* [Items from a figure collection]
►

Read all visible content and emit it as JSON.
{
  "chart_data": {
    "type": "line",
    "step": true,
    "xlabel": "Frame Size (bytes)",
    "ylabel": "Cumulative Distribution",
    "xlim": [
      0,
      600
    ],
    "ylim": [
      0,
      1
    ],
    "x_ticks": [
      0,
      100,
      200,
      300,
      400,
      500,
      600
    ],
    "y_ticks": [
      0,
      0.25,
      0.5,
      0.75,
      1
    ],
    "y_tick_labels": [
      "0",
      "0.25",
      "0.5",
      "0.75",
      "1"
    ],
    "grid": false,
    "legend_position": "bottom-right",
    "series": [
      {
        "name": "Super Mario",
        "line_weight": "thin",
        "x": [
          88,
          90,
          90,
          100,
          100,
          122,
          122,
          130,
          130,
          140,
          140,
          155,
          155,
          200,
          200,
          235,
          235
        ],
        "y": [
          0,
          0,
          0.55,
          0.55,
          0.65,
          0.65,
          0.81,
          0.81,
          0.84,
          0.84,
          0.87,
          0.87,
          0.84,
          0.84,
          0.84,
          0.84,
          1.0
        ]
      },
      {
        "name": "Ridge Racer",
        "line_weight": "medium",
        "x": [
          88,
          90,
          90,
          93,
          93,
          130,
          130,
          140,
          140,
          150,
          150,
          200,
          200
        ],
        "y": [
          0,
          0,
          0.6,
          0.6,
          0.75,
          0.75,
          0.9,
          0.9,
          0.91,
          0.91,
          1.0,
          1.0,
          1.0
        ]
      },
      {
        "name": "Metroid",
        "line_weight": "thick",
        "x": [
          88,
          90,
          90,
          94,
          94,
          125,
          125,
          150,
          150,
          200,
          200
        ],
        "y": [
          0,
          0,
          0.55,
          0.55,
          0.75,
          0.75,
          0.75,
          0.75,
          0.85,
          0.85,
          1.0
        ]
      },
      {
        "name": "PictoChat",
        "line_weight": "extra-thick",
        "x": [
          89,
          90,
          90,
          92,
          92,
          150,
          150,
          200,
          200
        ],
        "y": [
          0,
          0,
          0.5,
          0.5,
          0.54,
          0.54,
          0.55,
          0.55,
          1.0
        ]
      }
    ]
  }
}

◄

* [DIRECTIONS] Every record above must be duplicated exactly.

* [EXERCISE ANSWER]
Read all visible content and emit it as JSON.
{
  "chart_data": {
    "type": "line",
    "step": true,
    "xlabel": "Frame Size (bytes)",
    "ylabel": "Cumulative Distribution",
    "xlim": [
      0,
      600
    ],
    "ylim": [
      0,
      1
    ],
    "x_ticks": [
      0,
      100,
      200,
      300,
      400,
      500,
      600
    ],
    "y_ticks": [
      0,
      0.25,
      0.5,
      0.75,
      1
    ],
    "y_tick_labels": [
      "0",
      "0.25",
      "0.5",
      "0.75",
      "1"
    ],
    "grid": false,
    "legend_position": "bottom-right",
    "series": [
      {
        "name": "Super Mario",
        "line_weight": "thin",
        "x": [
          88,
          90,
          90,
          100,
          100,
          122,
          122,
          130,
          130,
          140,
          140,
          155,
          155,
          200,
          200,
          235,
          235
        ],
        "y": [
          0,
          0,
          0.55,
          0.55,
          0.65,
          0.65,
          0.81,
          0.81,
          0.84,
          0.84,
          0.87,
          0.87,
          0.84,
          0.84,
          0.84,
          0.84,
          1.0
        ]
      },
      {
        "name": "Ridge Racer",
        "line_weight": "medium",
        "x": [
          88,
          90,
          90,
          93,
          93,
          130,
          130,
          140,
          140,
          150,
          150,
          200,
          200
        ],
        "y": [
          0,
          0,
          0.6,
          0.6,
          0.75,
          0.75,
          0.9,
          0.9,
          0.91,
          0.91,
          1.0,
          1.0,
          1.0
        ]
      },
      {
        "name": "Metroid",
        "line_weight": "thick",
        "x": [
          88,
          90,
          90,
          94,
          94,
          125,
          125,
          150,
          150,
          200,
          200
        ],
        "y": [
          0,
          0,
          0.55,
          0.55,
          0.75,
          0.75,
          0.75,
          0.75,
          0.85,
          0.85,
          1.0
        ]
      },
      {
        "name": "PictoChat",
        "line_weight": "extra-thick",
        "x": [
          89,
          90,
          90,
          92,
          92,
          150,
          150,
          200,
          200
        ],
        "y": [
          0,
          0,
          0.5,
          0.5,
          0.54,
          0.54,
          0.55,
          0.55,
          1.0
        ]
      }
    ]
  }
}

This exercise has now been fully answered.